>> START WORKING DATA
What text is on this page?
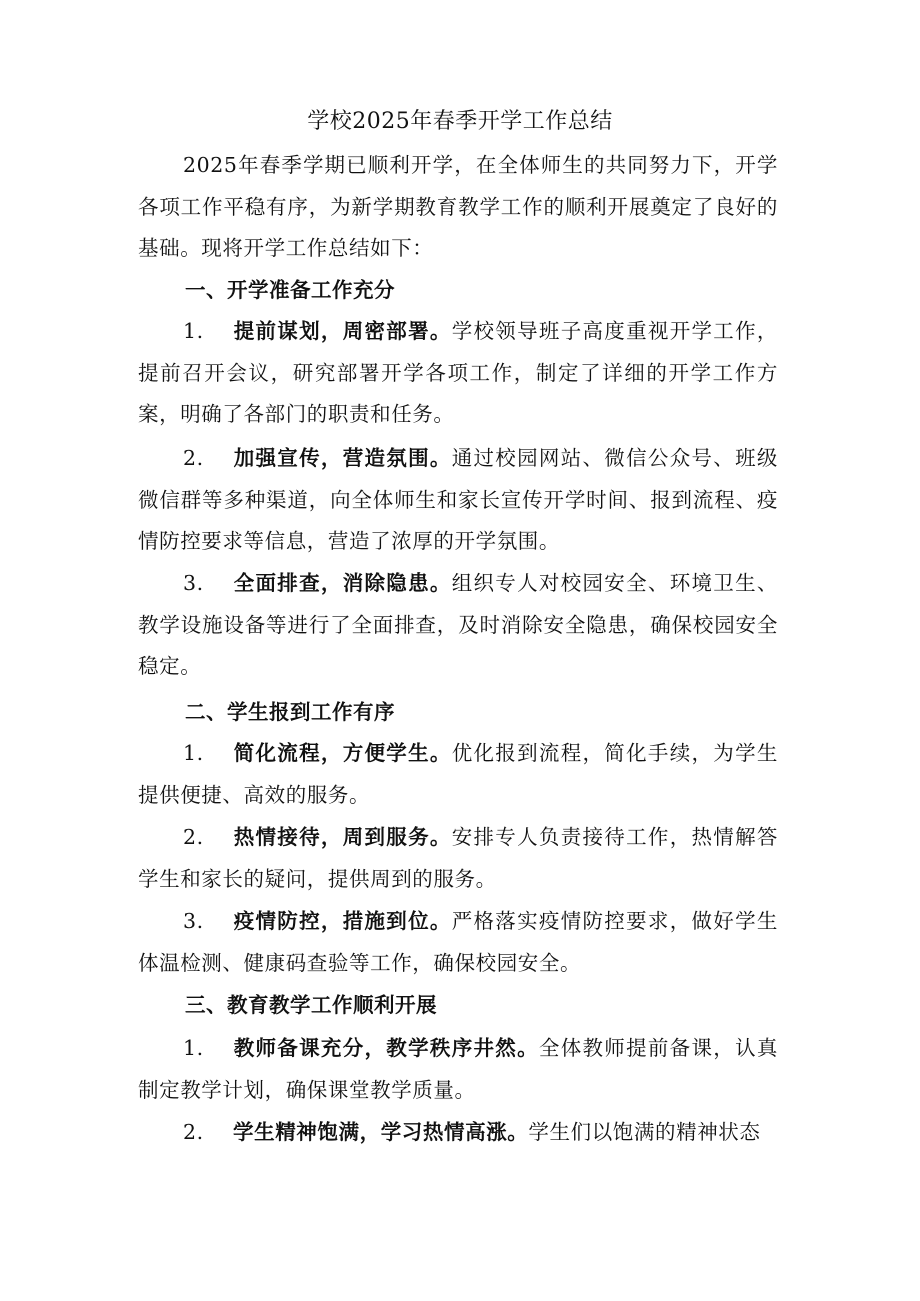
学校2025年春季开学工作总结

2025年春季学期已顺利开学，在全体师生的共同努力下，开学各项工作平稳有序，为新学期教育教学工作的顺利开展奠定了良好的基础。现将开学工作总结如下：

一、开学准备工作充分

1. 提前谋划，周密部署。学校领导班子高度重视开学工作，提前召开会议，研究部署开学各项工作，制定了详细的开学工作方案，明确了各部门的职责和任务。

2. 加强宣传，营造氛围。通过校园网站、微信公众号、班级微信群等多种渠道，向全体师生和家长宣传开学时间、报到流程、疫情防控要求等信息，营造了浓厚的开学氛围。

3. 全面排查，消除隐患。组织专人对校园安全、环境卫生、教学设施设备等进行了全面排查，及时消除安全隐患，确保校园安全稳定。

二、学生报到工作有序

1. 简化流程，方便学生。优化报到流程，简化手续，为学生提供便捷、高效的服务。

2. 热情接待，周到服务。安排专人负责接待工作，热情解答学生和家长的疑问，提供周到的服务。

3. 疫情防控，措施到位。严格落实疫情防控要求，做好学生体温检测、健康码查验等工作，确保校园安全。

三、教育教学工作顺利开展

1. 教师备课充分，教学秩序井然。全体教师提前备课，认真制定教学计划，确保课堂教学质量。

2. 学生精神饱满，学习热情高涨。学生们以饱满的精神状态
>> END WORKING DATA
CHALLENGE - Write the material out again exactly as it appears, dropping the pictures.

TASK OUTPUT -
What text is on this page?
学校2025年春季开学工作总结

2025年春季学期已顺利开学，在全体师生的共同努力下，开学各项工作平稳有序，为新学期教育教学工作的顺利开展奠定了良好的基础。现将开学工作总结如下：

一、开学准备工作充分

1. 提前谋划，周密部署。学校领导班子高度重视开学工作，提前召开会议，研究部署开学各项工作，制定了详细的开学工作方案，明确了各部门的职责和任务。

2. 加强宣传，营造氛围。通过校园网站、微信公众号、班级微信群等多种渠道，向全体师生和家长宣传开学时间、报到流程、疫情防控要求等信息，营造了浓厚的开学氛围。

3. 全面排查，消除隐患。组织专人对校园安全、环境卫生、教学设施设备等进行了全面排查，及时消除安全隐患，确保校园安全稳定。

二、学生报到工作有序

1. 简化流程，方便学生。优化报到流程，简化手续，为学生提供便捷、高效的服务。

2. 热情接待，周到服务。安排专人负责接待工作，热情解答学生和家长的疑问，提供周到的服务。

3. 疫情防控，措施到位。严格落实疫情防控要求，做好学生体温检测、健康码查验等工作，确保校园安全。

三、教育教学工作顺利开展

1. 教师备课充分，教学秩序井然。全体教师提前备课，认真制定教学计划，确保课堂教学质量。

2. 学生精神饱满，学习热情高涨。学生们以饱满的精神状态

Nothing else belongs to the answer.